» THE REQUEST:
Can the data below be set down again exactly, line for line?

+---+

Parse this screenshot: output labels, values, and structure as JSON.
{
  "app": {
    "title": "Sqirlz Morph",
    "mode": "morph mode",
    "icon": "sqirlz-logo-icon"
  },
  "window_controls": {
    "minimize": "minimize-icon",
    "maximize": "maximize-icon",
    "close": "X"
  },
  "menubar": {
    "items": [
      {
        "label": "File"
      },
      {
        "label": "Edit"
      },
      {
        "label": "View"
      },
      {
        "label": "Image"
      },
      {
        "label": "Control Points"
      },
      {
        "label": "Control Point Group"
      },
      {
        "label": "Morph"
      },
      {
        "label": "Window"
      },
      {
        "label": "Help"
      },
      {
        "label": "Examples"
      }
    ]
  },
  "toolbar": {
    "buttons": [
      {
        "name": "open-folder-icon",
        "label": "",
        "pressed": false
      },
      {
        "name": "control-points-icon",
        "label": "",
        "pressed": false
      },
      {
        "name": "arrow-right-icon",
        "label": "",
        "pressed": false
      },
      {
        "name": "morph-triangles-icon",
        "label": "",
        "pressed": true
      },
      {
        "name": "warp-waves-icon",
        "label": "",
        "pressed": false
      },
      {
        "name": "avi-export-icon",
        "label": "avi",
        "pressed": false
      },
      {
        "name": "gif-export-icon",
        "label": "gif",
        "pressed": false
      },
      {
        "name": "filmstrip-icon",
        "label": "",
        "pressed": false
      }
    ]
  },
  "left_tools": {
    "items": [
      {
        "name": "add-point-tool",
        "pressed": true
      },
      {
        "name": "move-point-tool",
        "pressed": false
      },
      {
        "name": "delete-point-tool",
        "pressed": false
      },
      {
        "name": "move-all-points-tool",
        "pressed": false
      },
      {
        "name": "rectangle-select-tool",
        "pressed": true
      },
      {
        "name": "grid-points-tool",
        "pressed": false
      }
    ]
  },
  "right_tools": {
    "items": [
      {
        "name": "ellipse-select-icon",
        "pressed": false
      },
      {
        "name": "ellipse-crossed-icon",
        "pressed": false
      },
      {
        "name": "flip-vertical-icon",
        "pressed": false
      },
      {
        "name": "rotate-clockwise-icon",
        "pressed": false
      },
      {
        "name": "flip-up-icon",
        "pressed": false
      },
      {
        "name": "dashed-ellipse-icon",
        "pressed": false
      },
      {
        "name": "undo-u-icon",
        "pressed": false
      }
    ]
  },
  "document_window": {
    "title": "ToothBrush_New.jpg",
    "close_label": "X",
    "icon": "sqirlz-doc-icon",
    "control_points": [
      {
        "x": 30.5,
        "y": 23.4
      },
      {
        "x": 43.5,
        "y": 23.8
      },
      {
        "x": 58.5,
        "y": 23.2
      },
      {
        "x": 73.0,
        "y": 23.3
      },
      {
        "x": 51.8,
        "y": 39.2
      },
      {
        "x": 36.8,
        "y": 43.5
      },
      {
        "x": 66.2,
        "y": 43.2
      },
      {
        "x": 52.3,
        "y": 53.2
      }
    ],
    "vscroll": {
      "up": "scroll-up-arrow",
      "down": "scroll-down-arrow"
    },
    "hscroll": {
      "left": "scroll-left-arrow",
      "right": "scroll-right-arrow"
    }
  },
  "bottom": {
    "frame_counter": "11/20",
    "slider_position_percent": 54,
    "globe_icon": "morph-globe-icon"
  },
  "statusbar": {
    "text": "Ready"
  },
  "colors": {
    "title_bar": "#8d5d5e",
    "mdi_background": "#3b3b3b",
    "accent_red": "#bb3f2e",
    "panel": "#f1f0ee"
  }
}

+---+

» CORRECT RESPONSE:
Parse this screenshot: output labels, values, and structure as JSON.
{
  "app": {
    "title": "Sqirlz Morph",
    "mode": "morph mode",
    "icon": "sqirlz-logo-icon"
  },
  "window_controls": {
    "minimize": "minimize-icon",
    "maximize": "maximize-icon",
    "close": "X"
  },
  "menubar": {
    "items": [
      {
        "label": "File"
      },
      {
        "label": "Edit"
      },
      {
        "label": "View"
      },
      {
        "label": "Image"
      },
      {
        "label": "Control Points"
      },
      {
        "label": "Control Point Group"
      },
      {
        "label": "Morph"
      },
      {
        "label": "Window"
      },
      {
        "label": "Help"
      },
      {
        "label": "Examples"
      }
    ]
  },
  "toolbar": {
    "buttons": [
      {
        "name": "open-folder-icon",
        "label": "",
        "pressed": false
      },
      {
        "name": "control-points-icon",
        "label": "",
        "pressed": false
      },
      {
        "name": "arrow-right-icon",
        "label": "",
        "pressed": false
      },
      {
        "name": "morph-triangles-icon",
        "label": "",
        "pressed": true
      },
      {
        "name": "warp-waves-icon",
        "label": "",
        "pressed": false
      },
      {
        "name": "avi-export-icon",
        "label": "avi",
        "pressed": false
      },
      {
        "name": "gif-export-icon",
        "label": "gif",
        "pressed": false
      },
      {
        "name": "filmstrip-icon",
        "label": "",
        "pressed": false
      }
    ]
  },
  "left_tools": {
    "items": [
      {
        "name": "add-point-tool",
        "pressed": true
      },
      {
        "name": "move-point-tool",
        "pressed": false
      },
      {
        "name": "delete-point-tool",
        "pressed": false
      },
      {
        "name": "move-all-points-tool",
        "pressed": false
      },
      {
        "name": "rectangle-select-tool",
        "pressed": true
      },
      {
        "name": "grid-points-tool",
        "pressed": false
      }
    ]
  },
  "right_tools": {
    "items": [
      {
        "name": "ellipse-select-icon",
        "pressed": false
      },
      {
        "name": "ellipse-crossed-icon",
        "pressed": false
      },
      {
        "name": "flip-vertical-icon",
        "pressed": false
      },
      {
        "name": "rotate-clockwise-icon",
        "pressed": false
      },
      {
        "name": "flip-up-icon",
        "pressed": false
      },
      {
        "name": "dashed-ellipse-icon",
        "pressed": false
      },
      {
        "name": "undo-u-icon",
        "pressed": false
      }
    ]
  },
  "document_window": {
    "title": "ToothBrush_New.jpg",
    "close_label": "X",
    "icon": "sqirlz-doc-icon",
    "control_points": [
      {
        "x": 30.5,
        "y": 23.4
      },
      {
        "x": 43.5,
        "y": 23.8
      },
      {
        "x": 58.5,
        "y": 23.2
      },
      {
        "x": 73.0,
        "y": 23.3
      },
      {
        "x": 51.8,
        "y": 39.2
      },
      {
        "x": 36.8,
        "y": 43.5
      },
      {
        "x": 66.2,
        "y": 43.2
      },
      {
        "x": 52.3,
        "y": 53.2
      }
    ],
    "vscroll": {
      "up": "scroll-up-arrow",
      "down": "scroll-down-arrow"
    },
    "hscroll": {
      "left": "scroll-left-arrow",
      "right": "scroll-right-arrow"
    }
  },
  "bottom": {
    "frame_counter": "11/20",
    "slider_position_percent": 54,
    "globe_icon": "morph-globe-icon"
  },
  "statusbar": {
    "text": "Ready"
  },
  "colors": {
    "title_bar": "#8d5d5e",
    "mdi_background": "#3b3b3b",
    "accent_red": "#bb3f2e",
    "panel": "#f1f0ee"
  }
}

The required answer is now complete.